[Saved entries]
===

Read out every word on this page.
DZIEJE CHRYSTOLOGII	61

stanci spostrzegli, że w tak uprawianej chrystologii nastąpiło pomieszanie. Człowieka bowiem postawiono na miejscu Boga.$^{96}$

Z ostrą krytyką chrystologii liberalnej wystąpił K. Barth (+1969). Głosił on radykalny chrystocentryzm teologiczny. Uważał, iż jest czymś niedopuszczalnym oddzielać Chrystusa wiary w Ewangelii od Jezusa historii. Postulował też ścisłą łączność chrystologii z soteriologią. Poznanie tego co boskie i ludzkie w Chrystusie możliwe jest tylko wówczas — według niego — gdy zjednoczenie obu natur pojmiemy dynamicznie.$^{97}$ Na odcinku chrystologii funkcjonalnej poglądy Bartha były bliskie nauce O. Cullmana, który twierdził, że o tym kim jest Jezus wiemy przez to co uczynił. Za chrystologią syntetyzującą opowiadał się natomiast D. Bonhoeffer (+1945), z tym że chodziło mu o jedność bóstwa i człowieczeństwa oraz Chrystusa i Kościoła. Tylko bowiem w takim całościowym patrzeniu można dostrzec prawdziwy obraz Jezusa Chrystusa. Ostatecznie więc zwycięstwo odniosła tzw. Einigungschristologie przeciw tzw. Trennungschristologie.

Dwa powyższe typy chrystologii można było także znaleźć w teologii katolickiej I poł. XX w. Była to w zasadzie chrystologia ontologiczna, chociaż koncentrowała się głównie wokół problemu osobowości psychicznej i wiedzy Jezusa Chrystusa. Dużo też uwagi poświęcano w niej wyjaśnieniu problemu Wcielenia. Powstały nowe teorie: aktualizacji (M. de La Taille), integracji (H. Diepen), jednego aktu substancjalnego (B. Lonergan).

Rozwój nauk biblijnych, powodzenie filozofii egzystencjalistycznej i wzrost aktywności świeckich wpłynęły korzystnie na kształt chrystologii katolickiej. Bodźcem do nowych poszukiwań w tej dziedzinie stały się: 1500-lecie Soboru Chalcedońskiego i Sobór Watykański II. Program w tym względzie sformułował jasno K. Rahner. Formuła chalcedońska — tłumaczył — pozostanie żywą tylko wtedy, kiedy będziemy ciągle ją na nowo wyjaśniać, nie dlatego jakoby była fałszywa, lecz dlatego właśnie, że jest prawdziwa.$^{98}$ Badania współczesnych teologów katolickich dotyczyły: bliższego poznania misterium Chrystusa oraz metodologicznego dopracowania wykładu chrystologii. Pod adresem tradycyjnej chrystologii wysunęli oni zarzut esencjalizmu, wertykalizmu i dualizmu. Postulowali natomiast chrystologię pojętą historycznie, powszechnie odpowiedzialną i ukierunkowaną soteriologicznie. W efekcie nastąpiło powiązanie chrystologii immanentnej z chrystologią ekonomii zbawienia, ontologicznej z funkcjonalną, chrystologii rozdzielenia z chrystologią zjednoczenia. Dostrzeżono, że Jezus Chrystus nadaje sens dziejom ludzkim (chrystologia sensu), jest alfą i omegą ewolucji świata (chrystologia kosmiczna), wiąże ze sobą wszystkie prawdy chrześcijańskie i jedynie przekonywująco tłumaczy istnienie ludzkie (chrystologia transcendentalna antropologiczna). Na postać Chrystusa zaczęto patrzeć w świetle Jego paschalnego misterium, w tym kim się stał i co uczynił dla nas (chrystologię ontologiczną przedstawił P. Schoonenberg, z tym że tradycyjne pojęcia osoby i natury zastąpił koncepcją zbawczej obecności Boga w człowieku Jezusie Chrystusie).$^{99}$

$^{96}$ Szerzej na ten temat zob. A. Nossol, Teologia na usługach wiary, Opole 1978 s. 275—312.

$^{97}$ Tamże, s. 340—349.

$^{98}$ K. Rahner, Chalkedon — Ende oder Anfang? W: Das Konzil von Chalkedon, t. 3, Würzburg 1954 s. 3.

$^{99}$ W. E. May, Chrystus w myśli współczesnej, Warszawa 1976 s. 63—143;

===

● Your task: Exact output of every entry is required.

● The result:
Read out every word on this page.
DZIEJE CHRYSTOLOGII	61

stanci spostrzegli, że w tak uprawianej chrystologii nastąpiło pomieszanie. Człowieka bowiem postawiono na miejscu Boga.$^{96}$

Z ostrą krytyką chrystologii liberalnej wystąpił K. Barth (+1969). Głosił on radykalny chrystocentryzm teologiczny. Uważał, iż jest czymś niedopuszczalnym oddzielać Chrystusa wiary w Ewangelii od Jezusa historii. Postulował też ścisłą łączność chrystologii z soteriologią. Poznanie tego co boskie i ludzkie w Chrystusie możliwe jest tylko wówczas — według niego — gdy zjednoczenie obu natur pojmiemy dynamicznie.$^{97}$ Na odcinku chrystologii funkcjonalnej poglądy Bartha były bliskie nauce O. Cullmana, który twierdził, że o tym kim jest Jezus wiemy przez to co uczynił. Za chrystologią syntetyzującą opowiadał się natomiast D. Bonhoeffer (+1945), z tym że chodziło mu o jedność bóstwa i człowieczeństwa oraz Chrystusa i Kościoła. Tylko bowiem w takim całościowym patrzeniu można dostrzec prawdziwy obraz Jezusa Chrystusa. Ostatecznie więc zwycięstwo odniosła tzw. Einigungschristologie przeciw tzw. Trennungschristologie.

Dwa powyższe typy chrystologii można było także znaleźć w teologii katolickiej I poł. XX w. Była to w zasadzie chrystologia ontologiczna, chociaż koncentrowała się głównie wokół problemu osobowości psychicznej i wiedzy Jezusa Chrystusa. Dużo też uwagi poświęcano w niej wyjaśnieniu problemu Wcielenia. Powstały nowe teorie: aktualizacji (M. de La Taille), integracji (H. Diepen), jednego aktu substancjalnego (B. Lonergan).

Rozwój nauk biblijnych, powodzenie filozofii egzystencjalistycznej i wzrost aktywności świeckich wpłynęły korzystnie na kształt chrystologii katolickiej. Bodźcem do nowych poszukiwań w tej dziedzinie stały się: 1500-lecie Soboru Chalcedońskiego i Sobór Watykański II. Program w tym względzie sformułował jasno K. Rahner. Formuła chalcedońska — tłumaczył — pozostanie żywą tylko wtedy, kiedy będziemy ciągle ją na nowo wyjaśniać, nie dlatego jakoby była fałszywa, lecz dlatego właśnie, że jest prawdziwa.$^{98}$ Badania współczesnych teologów katolickich dotyczyły: bliższego poznania misterium Chrystusa oraz metodologicznego dopracowania wykładu chrystologii. Pod adresem tradycyjnej chrystologii wysunęli oni zarzut esencjalizmu, wertykalizmu i dualizmu. Postulowali natomiast chrystologię pojętą historycznie, powszechnie odpowiedzialną i ukierunkowaną soteriologicznie. W efekcie nastąpiło powiązanie chrystologii immanentnej z chrystologią ekonomii zbawienia, ontologicznej z funkcjonalną, chrystologii rozdzielenia z chrystologią zjednoczenia. Dostrzeżono, że Jezus Chrystus nadaje sens dziejom ludzkim (chrystologia sensu), jest alfą i omegą ewolucji świata (chrystologia kosmiczna), wiąże ze sobą wszystkie prawdy chrześcijańskie i jedynie przekonywująco tłumaczy istnienie ludzkie (chrystologia transcendentalna antropologiczna). Na postać Chrystusa zaczęto patrzeć w świetle Jego paschalnego misterium, w tym kim się stał i co uczynił dla nas (chrystologię ontologiczną przedstawił P. Schoonenberg, z tym że tradycyjne pojęcia osoby i natury zastąpił koncepcją zbawczej obecności Boga w człowieku Jezusie Chrystusie).$^{99}$

$^{96}$ Szerzej na ten temat zob. A. Nossol, Teologia na usługach wiary, Opole 1978 s. 275—312.

$^{97}$ Tamże, s. 340—349.

$^{98}$ K. Rahner, Chalkedon — Ende oder Anfang? W: Das Konzil von Chalkedon, t. 3, Würzburg 1954 s. 3.

$^{99}$ W. E. May, Chrystus w myśli współczesnej, Warszawa 1976 s. 63—143;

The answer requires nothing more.